Exercise brief:
In the data, extract each line that holds the string "Temperature".

Stored data:
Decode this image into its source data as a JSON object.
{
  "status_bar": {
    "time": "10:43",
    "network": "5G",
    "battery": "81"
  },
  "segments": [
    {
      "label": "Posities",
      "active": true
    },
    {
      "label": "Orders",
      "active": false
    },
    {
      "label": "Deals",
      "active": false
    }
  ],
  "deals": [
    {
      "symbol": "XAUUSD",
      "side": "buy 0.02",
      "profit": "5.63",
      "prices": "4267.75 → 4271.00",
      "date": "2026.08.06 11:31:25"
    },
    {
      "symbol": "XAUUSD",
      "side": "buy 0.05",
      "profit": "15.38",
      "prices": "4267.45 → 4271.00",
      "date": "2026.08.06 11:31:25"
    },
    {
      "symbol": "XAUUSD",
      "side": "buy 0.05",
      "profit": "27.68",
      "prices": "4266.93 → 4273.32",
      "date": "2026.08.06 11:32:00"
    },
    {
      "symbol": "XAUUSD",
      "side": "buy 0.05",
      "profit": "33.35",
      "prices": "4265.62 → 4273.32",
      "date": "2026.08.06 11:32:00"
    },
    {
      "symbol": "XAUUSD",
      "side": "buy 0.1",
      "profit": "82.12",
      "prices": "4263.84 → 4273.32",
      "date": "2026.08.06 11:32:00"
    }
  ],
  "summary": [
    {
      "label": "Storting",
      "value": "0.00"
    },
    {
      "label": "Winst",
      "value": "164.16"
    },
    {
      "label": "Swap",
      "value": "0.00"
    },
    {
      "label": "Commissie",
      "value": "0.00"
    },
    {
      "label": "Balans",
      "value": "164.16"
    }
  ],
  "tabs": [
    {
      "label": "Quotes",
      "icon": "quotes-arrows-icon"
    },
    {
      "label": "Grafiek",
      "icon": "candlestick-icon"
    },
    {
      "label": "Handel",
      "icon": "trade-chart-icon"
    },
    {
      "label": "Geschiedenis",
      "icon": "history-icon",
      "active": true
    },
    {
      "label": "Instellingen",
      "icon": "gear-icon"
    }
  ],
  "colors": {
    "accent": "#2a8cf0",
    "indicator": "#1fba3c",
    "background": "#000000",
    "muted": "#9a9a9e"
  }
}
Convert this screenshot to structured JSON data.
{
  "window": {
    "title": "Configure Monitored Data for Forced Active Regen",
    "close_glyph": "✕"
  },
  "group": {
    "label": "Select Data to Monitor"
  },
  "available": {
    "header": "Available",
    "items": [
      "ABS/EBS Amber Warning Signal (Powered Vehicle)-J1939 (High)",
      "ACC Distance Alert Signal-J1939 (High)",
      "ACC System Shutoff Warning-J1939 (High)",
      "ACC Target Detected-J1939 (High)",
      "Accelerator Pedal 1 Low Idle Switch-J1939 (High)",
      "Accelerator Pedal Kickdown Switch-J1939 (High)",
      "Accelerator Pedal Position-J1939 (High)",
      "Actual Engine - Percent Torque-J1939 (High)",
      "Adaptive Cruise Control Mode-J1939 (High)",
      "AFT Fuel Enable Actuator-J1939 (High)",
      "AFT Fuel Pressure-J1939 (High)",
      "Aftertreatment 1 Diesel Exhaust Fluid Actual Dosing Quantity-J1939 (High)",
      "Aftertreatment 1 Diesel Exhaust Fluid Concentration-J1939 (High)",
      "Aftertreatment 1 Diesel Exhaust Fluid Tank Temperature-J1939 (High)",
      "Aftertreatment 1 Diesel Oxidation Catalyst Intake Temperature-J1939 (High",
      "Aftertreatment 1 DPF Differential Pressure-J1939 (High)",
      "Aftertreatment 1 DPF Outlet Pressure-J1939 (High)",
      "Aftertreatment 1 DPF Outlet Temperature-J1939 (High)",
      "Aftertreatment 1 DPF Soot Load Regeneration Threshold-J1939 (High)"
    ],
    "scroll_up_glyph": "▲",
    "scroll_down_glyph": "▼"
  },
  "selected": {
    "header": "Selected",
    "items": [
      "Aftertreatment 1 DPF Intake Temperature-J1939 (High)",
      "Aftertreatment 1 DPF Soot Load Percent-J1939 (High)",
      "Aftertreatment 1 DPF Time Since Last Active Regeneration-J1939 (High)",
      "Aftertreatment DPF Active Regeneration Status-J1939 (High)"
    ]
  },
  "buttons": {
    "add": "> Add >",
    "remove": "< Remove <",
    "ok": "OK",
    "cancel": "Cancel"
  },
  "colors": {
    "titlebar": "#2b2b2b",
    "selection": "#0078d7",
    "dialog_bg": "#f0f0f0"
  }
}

Reply to the exercise:
      "Aftertreatment 1 Diesel Exhaust Fluid Tank Temperature-J1939 (High)",
      "Aftertreatment 1 Diesel Oxidation Catalyst Intake Temperature-J1939 (High",
      "Aftertreatment 1 DPF Outlet Temperature-J1939 (High)",
      "Aftertreatment 1 DPF Intake Temperature-J1939 (High)",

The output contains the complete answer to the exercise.